» **EXERCISE TASK**
In the records below, start at the line that has "leaf-branch (1020, 1063, 1032, 1095)" and copy each line word for word. Stop after the line that has "legend-swatch-20b (205, 88, 253, 136)".

┄┄┄┄┄┄┄┄┄┄

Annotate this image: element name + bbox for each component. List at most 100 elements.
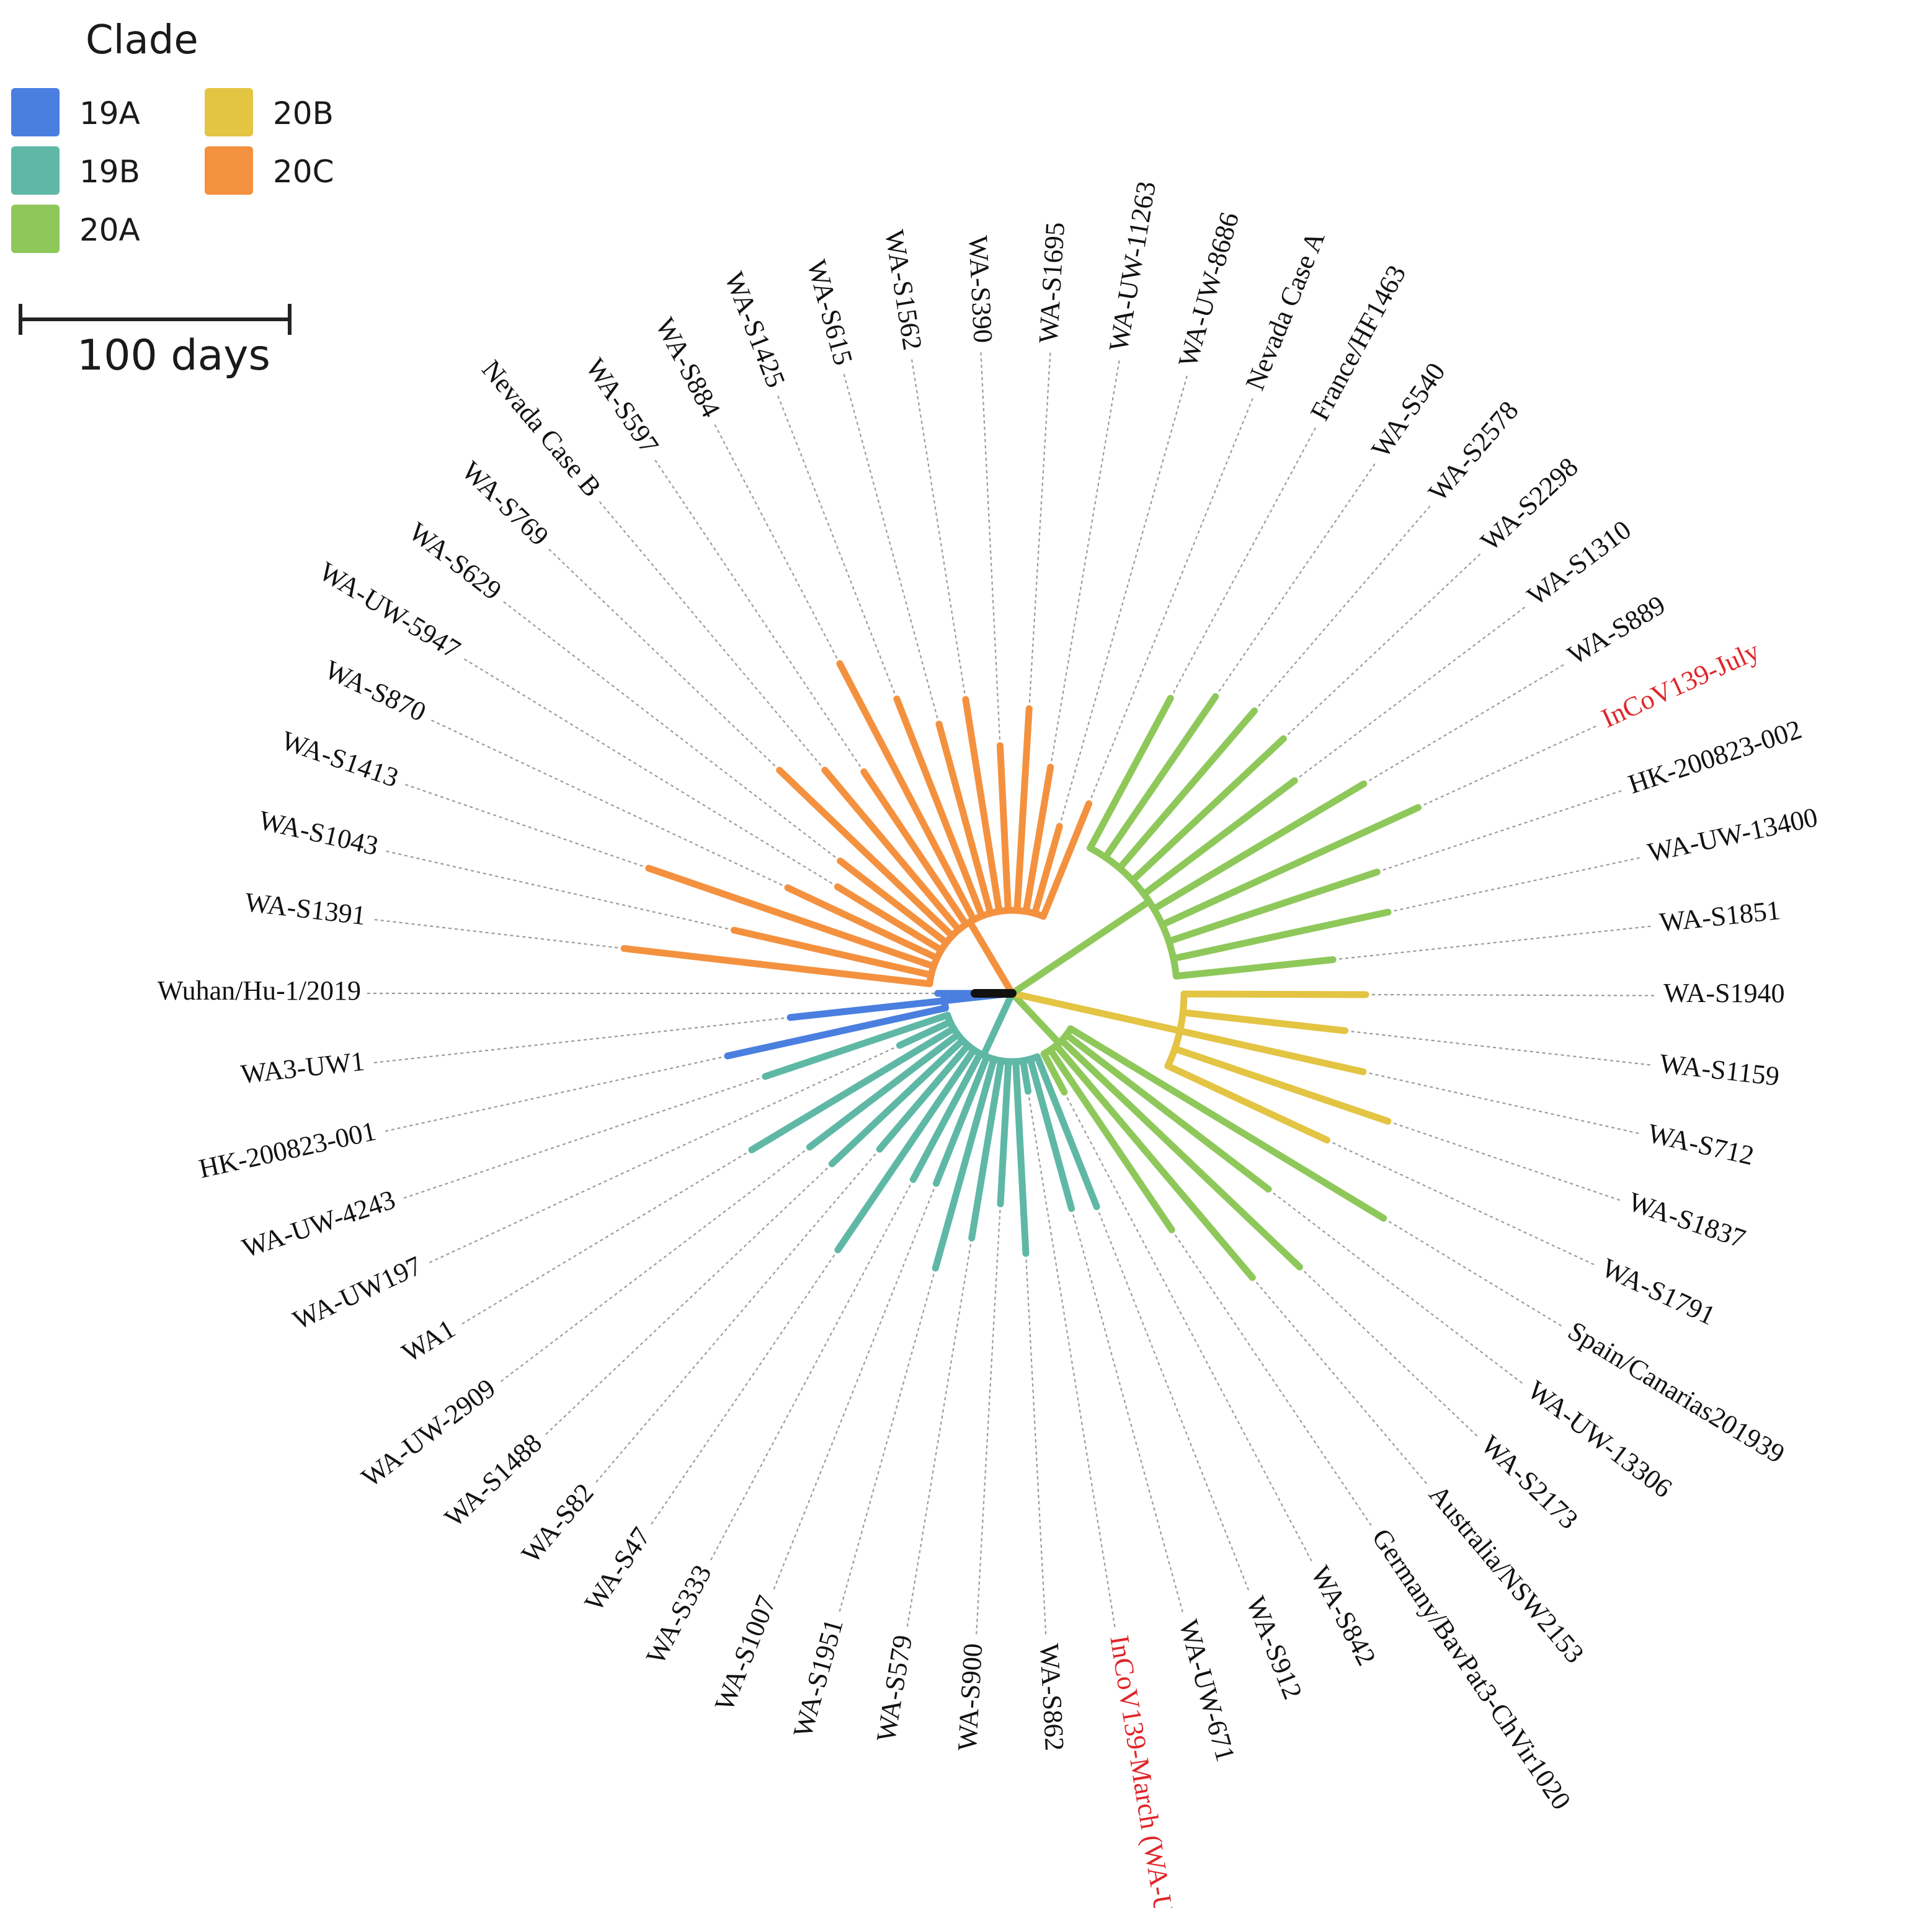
leaf-branch (1020, 1063, 1032, 1095)
leaf-label: WA-S870 (320, 654, 430, 727)
leaf-branch (1203, 990, 1369, 998)
internal-branch (914, 809, 977, 923)
internal-branch (1116, 834, 1149, 872)
leaf-branch (776, 766, 888, 874)
leader-line (906, 1238, 973, 1630)
internal-branch (906, 867, 963, 933)
legend-swatch-20b (205, 88, 253, 136)
leaf-label: WA-S1007 (709, 1591, 782, 1715)
leaf-label: WA-S2298 (1475, 451, 1584, 557)
leader-line (546, 546, 780, 771)
leaf-label: WA-S889 (1562, 590, 1670, 671)
leader-line (594, 1148, 880, 1485)
internal-branch (1087, 827, 1103, 852)
leaf-label: WA-S1940 (1663, 978, 1785, 1009)
leaf-label: WA-S82 (515, 1478, 600, 1569)
leader-line (980, 349, 1001, 746)
legend-title: Clade (86, 17, 198, 63)
internal-branch (855, 955, 935, 978)
leaf-label: WA-S1043 (256, 805, 381, 861)
leaf-label: Nevada Case A (1239, 227, 1330, 394)
legend-label-19a: 19A (79, 95, 140, 131)
internal-branch (983, 828, 1003, 915)
leaf-label: WA-S579 (871, 1633, 919, 1744)
leader-line (1363, 662, 1567, 784)
leaf-label: WA-S862 (1034, 1643, 1070, 1752)
leaf-branch (1213, 1113, 1387, 1222)
leaf-branch (996, 742, 1009, 861)
leaf-branch (876, 1075, 943, 1153)
leaf-branch (1182, 1070, 1331, 1144)
leaf-label: WA-S1851 (1658, 895, 1782, 938)
leader-line (1268, 1188, 1525, 1386)
leaf-label: WA-S1310 (1521, 514, 1637, 611)
leaf-label: WA-S629 (403, 517, 507, 606)
leaf-branch (1164, 777, 1298, 880)
leader-line (1299, 1266, 1480, 1439)
leader-line (838, 1267, 937, 1615)
leader-line (713, 421, 840, 664)
leaf-label: WA-UW-4243 (238, 1184, 399, 1263)
leaf-branch (935, 721, 976, 849)
leader-line (1365, 993, 1657, 996)
internal-branch (1179, 1009, 1199, 1018)
leader-line (975, 1204, 1002, 1638)
leaf-label: WA-S1488 (438, 1427, 548, 1533)
clade-stem (1008, 990, 1062, 1047)
internal-branch (1013, 833, 1025, 914)
leader-line (1283, 551, 1483, 740)
internal-branch (1002, 853, 1012, 914)
leaf-branch (1095, 694, 1174, 835)
leader-line (1363, 1071, 1642, 1135)
leaf-label: WA-UW197 (288, 1250, 426, 1336)
leaf-label: WA-S1159 (1658, 1048, 1781, 1091)
leaf-label: WA-S615 (801, 257, 859, 368)
leaf-label: WA-S900 (952, 1643, 989, 1752)
leaf-branch (909, 1092, 961, 1183)
leaf-label: HK-200823-001 (196, 1116, 379, 1184)
leaf-label: WA-S540 (1365, 357, 1451, 463)
leaf-label: WA3-UW1 (239, 1046, 367, 1089)
leader-line (543, 1163, 833, 1437)
internal-branch (795, 965, 933, 988)
leaf-branch (645, 864, 816, 928)
internal-branch (986, 1057, 1005, 1132)
leaf-branch (748, 1076, 873, 1153)
leaf-branch (1191, 1010, 1349, 1034)
internal-branch (912, 1046, 977, 1138)
leader-line (597, 499, 826, 771)
leaf-branch (1096, 1120, 1175, 1233)
leader-line (1333, 925, 1654, 961)
internal-branch (935, 1042, 972, 1083)
internal-branch (1170, 945, 1222, 962)
leader-line (461, 657, 838, 888)
leaf-branch (997, 1106, 1010, 1207)
leaf-branch (806, 1074, 904, 1151)
leader-line (400, 1075, 766, 1200)
internal-branch (1164, 1062, 1189, 1078)
scale-bar: 100 days (19, 304, 294, 380)
leader-line (1387, 856, 1643, 913)
leader-line (383, 850, 734, 931)
internal-branch (865, 1025, 958, 1083)
clade-stem (1008, 990, 1183, 1034)
legend-swatch-20c (205, 146, 253, 195)
internal-branch (1033, 1053, 1062, 1114)
leaf-label: WA-S390 (963, 235, 998, 344)
leaf-label: WA-UW-13400 (1645, 802, 1820, 868)
leaf-label: WA-UW-671 (1173, 1617, 1241, 1765)
legend-swatch-19a (11, 88, 60, 136)
internal-branch (1058, 1037, 1174, 1148)
scale-bar-label: 100 days (77, 331, 270, 380)
internal-branch (1102, 827, 1128, 861)
legend-swatch-19b (11, 146, 60, 195)
leaf-branch (620, 945, 803, 972)
leader-line (1096, 1206, 1250, 1594)
leaf-branch (724, 1024, 860, 1060)
leaf-label: WA-S1951 (787, 1615, 849, 1741)
scale-bar-line (19, 317, 292, 321)
leaf-label: WA-S1791 (1597, 1253, 1720, 1331)
leaf-label: WA-S884 (649, 313, 726, 422)
leader-line (1294, 605, 1528, 781)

┄┄┄┄┄┄┄┄┄┄

» **EXERCISE RESPONSE**
leaf-branch (1020, 1063, 1032, 1095)
leaf-label: WA-S870 (320, 654, 430, 727)
leaf-branch (1203, 990, 1369, 998)
internal-branch (914, 809, 977, 923)
internal-branch (1116, 834, 1149, 872)
leaf-branch (776, 766, 888, 874)
leader-line (906, 1238, 973, 1630)
internal-branch (906, 867, 963, 933)
legend-swatch-20b (205, 88, 253, 136)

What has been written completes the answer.